▶ _GIVEN TASK_: Some lines of these records may hold the word "ทำการแทนผ"; state how many, using only the number.

▶ _PROVIDED RECORDS_:
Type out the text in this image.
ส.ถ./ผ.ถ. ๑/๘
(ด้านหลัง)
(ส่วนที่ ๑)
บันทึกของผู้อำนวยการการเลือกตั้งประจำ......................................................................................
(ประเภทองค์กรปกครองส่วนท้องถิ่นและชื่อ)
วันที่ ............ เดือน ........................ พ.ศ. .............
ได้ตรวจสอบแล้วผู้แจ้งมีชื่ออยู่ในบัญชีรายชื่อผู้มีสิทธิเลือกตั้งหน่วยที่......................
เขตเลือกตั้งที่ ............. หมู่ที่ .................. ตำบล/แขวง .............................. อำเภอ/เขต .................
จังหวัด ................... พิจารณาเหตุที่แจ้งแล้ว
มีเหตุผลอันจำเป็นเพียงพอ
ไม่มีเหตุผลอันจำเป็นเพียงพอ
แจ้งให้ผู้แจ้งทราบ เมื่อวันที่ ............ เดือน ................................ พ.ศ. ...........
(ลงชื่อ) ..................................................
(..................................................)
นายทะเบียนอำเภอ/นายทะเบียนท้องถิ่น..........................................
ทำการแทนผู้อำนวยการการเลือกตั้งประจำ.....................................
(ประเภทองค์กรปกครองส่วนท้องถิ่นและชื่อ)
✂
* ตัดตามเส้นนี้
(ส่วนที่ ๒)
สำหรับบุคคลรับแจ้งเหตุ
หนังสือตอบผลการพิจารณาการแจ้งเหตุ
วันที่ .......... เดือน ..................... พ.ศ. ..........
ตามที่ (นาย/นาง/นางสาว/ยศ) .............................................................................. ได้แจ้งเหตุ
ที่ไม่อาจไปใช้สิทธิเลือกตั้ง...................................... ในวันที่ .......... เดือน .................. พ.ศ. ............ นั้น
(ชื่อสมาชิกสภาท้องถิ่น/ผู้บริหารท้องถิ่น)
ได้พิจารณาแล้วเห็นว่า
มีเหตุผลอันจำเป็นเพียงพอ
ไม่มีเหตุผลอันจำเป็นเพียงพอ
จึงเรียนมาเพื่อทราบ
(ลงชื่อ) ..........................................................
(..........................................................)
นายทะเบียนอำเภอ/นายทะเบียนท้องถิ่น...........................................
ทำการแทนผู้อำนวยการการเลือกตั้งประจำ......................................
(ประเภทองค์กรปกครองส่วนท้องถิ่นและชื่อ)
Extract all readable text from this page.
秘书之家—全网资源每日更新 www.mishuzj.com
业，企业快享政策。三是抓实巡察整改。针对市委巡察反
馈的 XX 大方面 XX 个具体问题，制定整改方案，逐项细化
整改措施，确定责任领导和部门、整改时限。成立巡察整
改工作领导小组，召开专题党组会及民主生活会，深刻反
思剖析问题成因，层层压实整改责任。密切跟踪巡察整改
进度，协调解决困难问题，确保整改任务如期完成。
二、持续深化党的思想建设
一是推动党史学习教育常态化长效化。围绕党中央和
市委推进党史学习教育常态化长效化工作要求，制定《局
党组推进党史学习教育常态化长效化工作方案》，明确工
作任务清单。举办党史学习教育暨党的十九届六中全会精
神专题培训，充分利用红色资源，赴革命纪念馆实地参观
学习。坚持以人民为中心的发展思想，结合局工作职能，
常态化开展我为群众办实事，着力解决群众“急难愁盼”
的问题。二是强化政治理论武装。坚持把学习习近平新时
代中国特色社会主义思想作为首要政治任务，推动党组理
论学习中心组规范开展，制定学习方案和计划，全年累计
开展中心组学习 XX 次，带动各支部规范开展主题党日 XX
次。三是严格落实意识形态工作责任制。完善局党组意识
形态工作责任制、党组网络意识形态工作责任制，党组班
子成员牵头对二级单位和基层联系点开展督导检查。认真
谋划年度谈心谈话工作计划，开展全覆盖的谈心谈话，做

▶ _COMPLETED EXERCISE_: 2